» Exercise goal
Only lines holding the word "jewelry" should be copied from the material.

» The input
------------------------------
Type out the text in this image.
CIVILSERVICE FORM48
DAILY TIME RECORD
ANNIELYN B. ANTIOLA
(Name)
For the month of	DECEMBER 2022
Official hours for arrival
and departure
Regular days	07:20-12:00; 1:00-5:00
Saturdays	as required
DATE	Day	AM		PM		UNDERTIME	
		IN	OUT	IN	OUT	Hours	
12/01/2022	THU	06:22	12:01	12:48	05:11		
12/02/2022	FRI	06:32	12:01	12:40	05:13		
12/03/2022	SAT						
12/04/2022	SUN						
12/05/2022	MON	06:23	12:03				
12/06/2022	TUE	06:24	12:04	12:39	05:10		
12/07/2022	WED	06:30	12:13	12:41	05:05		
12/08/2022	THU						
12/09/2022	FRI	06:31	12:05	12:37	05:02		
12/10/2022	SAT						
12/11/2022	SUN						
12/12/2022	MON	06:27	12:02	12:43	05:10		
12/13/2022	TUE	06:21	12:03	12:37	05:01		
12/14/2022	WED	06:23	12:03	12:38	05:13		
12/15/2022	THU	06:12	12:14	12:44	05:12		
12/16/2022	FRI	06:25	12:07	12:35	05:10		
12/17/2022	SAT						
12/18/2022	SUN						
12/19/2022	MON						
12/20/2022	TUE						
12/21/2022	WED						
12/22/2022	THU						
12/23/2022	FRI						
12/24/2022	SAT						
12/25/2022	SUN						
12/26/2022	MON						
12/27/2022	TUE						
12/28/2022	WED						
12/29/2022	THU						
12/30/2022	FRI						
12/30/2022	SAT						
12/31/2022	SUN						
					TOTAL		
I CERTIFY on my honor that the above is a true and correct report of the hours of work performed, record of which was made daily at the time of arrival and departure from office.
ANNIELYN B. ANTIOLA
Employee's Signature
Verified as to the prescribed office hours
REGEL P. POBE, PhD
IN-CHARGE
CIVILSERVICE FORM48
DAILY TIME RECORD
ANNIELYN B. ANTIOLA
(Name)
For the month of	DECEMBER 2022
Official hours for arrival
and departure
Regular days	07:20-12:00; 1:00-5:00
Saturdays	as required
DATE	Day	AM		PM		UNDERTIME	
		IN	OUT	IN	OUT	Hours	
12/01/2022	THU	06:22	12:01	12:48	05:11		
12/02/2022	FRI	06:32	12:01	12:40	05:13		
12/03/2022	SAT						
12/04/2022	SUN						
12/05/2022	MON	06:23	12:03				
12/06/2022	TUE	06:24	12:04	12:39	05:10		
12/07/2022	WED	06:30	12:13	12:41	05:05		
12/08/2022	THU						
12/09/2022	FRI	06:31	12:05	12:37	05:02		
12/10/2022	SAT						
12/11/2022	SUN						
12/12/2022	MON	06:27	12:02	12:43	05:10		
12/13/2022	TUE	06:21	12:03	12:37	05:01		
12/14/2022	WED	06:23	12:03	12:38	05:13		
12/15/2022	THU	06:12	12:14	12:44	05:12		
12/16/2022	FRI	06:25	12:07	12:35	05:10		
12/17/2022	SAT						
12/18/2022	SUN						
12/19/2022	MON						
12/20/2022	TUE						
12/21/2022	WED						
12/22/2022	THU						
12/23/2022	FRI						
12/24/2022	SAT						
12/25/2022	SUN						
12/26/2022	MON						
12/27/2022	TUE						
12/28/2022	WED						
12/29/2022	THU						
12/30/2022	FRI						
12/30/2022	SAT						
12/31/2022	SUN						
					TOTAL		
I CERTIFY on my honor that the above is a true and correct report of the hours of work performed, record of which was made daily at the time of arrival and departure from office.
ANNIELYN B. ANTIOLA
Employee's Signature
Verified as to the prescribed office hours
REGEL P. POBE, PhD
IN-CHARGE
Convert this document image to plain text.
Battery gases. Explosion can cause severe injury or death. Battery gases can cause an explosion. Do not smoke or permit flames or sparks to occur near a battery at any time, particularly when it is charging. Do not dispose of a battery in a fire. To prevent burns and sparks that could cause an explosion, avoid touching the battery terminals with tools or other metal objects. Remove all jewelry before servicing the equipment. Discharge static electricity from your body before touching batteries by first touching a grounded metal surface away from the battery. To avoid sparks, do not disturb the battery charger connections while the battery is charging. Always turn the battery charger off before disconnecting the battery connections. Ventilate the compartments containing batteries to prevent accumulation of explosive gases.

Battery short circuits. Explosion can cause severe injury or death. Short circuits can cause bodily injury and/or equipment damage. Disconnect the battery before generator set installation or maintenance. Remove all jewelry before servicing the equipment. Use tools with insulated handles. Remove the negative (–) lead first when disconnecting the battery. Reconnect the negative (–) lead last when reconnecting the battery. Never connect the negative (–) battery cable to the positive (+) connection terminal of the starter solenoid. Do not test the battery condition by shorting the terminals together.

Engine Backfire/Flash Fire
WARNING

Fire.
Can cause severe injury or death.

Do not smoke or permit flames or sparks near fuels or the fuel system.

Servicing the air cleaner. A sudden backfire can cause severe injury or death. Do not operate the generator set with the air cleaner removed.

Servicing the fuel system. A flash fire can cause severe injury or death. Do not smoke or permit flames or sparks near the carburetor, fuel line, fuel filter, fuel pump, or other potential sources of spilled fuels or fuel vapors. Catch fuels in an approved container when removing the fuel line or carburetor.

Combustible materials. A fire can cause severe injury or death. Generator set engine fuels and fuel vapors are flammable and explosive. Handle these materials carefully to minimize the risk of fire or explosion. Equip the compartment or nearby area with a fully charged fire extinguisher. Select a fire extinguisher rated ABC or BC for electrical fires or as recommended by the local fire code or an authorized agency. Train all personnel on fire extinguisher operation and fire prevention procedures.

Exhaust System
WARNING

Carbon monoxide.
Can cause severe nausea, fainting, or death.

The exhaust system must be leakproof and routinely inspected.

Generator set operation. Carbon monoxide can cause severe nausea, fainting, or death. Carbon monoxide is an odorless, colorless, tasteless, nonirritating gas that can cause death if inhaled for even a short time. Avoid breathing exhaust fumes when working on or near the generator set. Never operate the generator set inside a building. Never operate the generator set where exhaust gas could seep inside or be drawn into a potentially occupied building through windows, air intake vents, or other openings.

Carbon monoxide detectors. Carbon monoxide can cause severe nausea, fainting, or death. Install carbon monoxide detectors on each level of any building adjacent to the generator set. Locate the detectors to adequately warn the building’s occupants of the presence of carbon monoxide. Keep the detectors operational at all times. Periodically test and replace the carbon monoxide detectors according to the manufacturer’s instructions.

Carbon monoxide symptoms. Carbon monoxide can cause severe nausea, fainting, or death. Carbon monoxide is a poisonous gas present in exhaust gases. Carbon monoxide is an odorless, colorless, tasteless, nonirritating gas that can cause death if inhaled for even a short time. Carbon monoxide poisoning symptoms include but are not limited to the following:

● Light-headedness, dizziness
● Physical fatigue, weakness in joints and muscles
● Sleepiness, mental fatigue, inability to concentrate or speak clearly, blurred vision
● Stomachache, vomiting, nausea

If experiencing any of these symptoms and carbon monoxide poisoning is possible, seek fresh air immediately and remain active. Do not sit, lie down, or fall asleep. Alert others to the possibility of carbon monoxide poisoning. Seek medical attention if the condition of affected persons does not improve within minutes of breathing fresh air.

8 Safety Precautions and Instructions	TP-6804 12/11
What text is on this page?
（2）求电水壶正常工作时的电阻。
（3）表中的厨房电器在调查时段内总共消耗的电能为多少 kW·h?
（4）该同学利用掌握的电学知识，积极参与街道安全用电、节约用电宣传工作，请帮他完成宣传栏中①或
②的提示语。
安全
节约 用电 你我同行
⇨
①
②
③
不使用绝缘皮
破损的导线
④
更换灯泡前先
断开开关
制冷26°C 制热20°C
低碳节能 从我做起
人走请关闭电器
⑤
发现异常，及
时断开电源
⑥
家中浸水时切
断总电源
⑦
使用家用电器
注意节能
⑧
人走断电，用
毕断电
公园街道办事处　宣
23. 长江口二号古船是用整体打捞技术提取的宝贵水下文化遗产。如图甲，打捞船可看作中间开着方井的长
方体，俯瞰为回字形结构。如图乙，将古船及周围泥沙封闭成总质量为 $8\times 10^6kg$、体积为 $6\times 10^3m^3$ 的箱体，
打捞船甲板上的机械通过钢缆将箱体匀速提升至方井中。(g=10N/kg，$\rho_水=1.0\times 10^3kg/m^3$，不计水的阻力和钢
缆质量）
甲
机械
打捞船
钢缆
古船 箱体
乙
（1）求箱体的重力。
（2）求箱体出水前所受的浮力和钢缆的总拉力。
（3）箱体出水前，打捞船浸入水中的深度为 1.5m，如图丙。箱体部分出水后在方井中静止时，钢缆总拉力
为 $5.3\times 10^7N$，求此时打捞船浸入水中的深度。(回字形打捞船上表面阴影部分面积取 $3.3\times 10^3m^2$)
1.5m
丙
------------------------------
» Reply
Battery gases. Explosion can cause severe injury or death. Battery gases can cause an explosion. Do not smoke or permit flames or sparks to occur near a battery at any time, particularly when it is charging. Do not dispose of a battery in a fire. To prevent burns and sparks that could cause an explosion, avoid touching the battery terminals with tools or other metal objects. Remove all jewelry before servicing the equipment. Discharge static electricity from your body before touching batteries by first touching a grounded metal surface away from the battery. To avoid sparks, do not disturb the battery charger connections while the battery is charging. Always turn the battery charger off before disconnecting the battery connections. Ventilate the compartments containing batteries to prevent accumulation of explosive gases.
Battery short circuits. Explosion can cause severe injury or death. Short circuits can cause bodily injury and/or equipment damage. Disconnect the battery before generator set installation or maintenance. Remove all jewelry before servicing the equipment. Use tools with insulated handles. Remove the negative (–) lead first when disconnecting the battery. Reconnect the negative (–) lead last when reconnecting the battery. Never connect the negative (–) battery cable to the positive (+) connection terminal of the starter solenoid. Do not test the battery condition by shorting the terminals together.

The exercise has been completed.